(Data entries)
◇ ◇ ◇ ◇ ◇ ◇ ◇

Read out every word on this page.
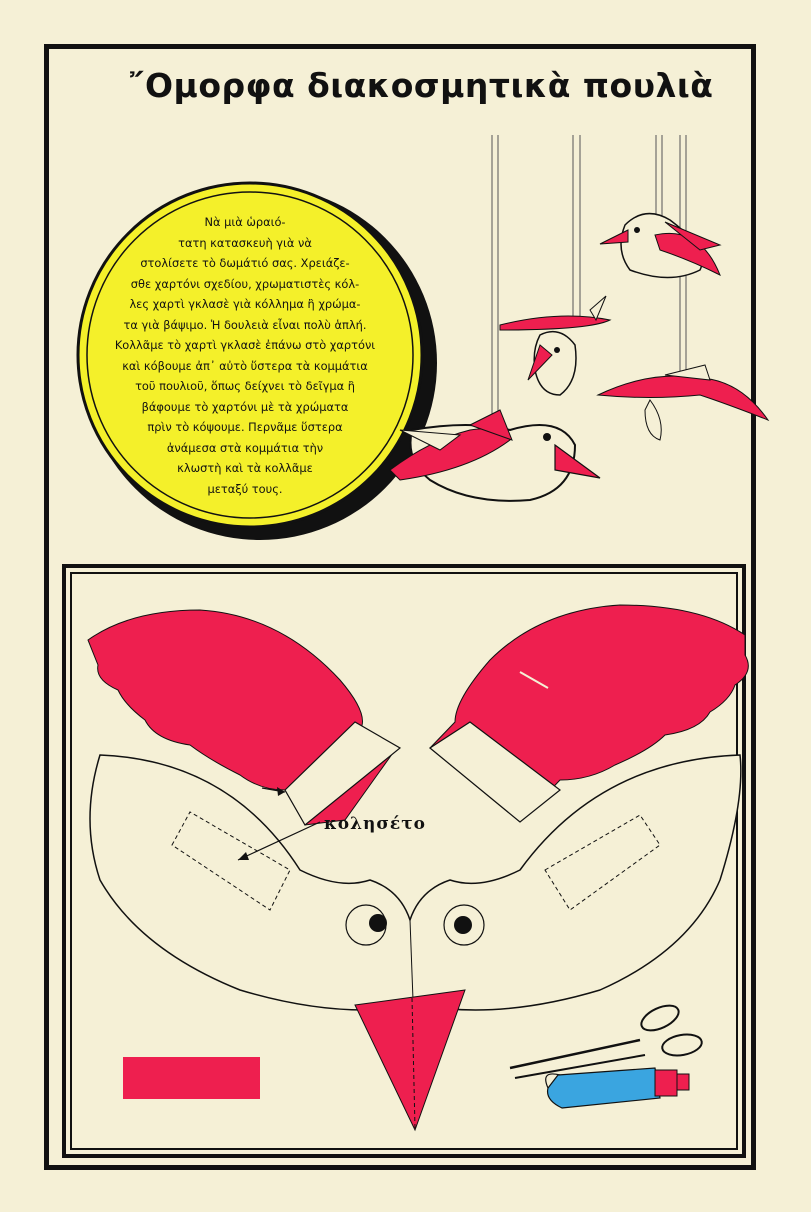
῎Ομορφα διακοσμητικὰ πουλιὰ
Νὰ μιὰ ὡραιό-
τατη κατασκευὴ γιὰ νὰ
στολίσετε τὸ δωμάτιό σας. Χρειάζε-
σθε χαρτόνι σχεδίου, χρωματιστὲς κόλ-
λες χαρτὶ γκλασὲ γιὰ κόλλημα ἢ χρώμα-
τα γιὰ βάψιμο. Ἡ δουλειὰ εἶναι πολὺ ἁπλή.
Κολλᾶμε τὸ χαρτὶ γκλασὲ ἐπάνω στὸ χαρτόνι
καὶ κόβουμε ἀπ᾽ αὐτὸ ὕστερα τὰ κομμάτια
τοῦ πουλιοῦ, ὅπως δείχνει τὸ δεῖγμα ἢ
βάφουμε τὸ χαρτόνι μὲ τὰ χρώματα
πρὶν τὸ κόψουμε. Περνᾶμε ὕστερα
ἀνάμεσα στὰ κομμάτια τὴν
κλωστὴ καὶ τὰ κολλᾶμε
μεταξύ τους.
κολησέτο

◇ ◇ ◇ ◇ ◇ ◇ ◇

Output a faithful copy of the data, with each picture left out.

(CORRECT RESULT)
Read out every word on this page.
῎Ομορφα διακοσμητικὰ πουλιὰ
Νὰ μιὰ ὡραιό-
τατη κατασκευὴ γιὰ νὰ
στολίσετε τὸ δωμάτιό σας. Χρειάζε-
σθε χαρτόνι σχεδίου, χρωματιστὲς κόλ-
λες χαρτὶ γκλασὲ γιὰ κόλλημα ἢ χρώμα-
τα γιὰ βάψιμο. Ἡ δουλειὰ εἶναι πολὺ ἁπλή.
Κολλᾶμε τὸ χαρτὶ γκλασὲ ἐπάνω στὸ χαρτόνι
καὶ κόβουμε ἀπ᾽ αὐτὸ ὕστερα τὰ κομμάτια
τοῦ πουλιοῦ, ὅπως δείχνει τὸ δεῖγμα ἢ
βάφουμε τὸ χαρτόνι μὲ τὰ χρώματα
πρὶν τὸ κόψουμε. Περνᾶμε ὕστερα
ἀνάμεσα στὰ κομμάτια τὴν
κλωστὴ καὶ τὰ κολλᾶμε
μεταξύ τους.
κολησέτο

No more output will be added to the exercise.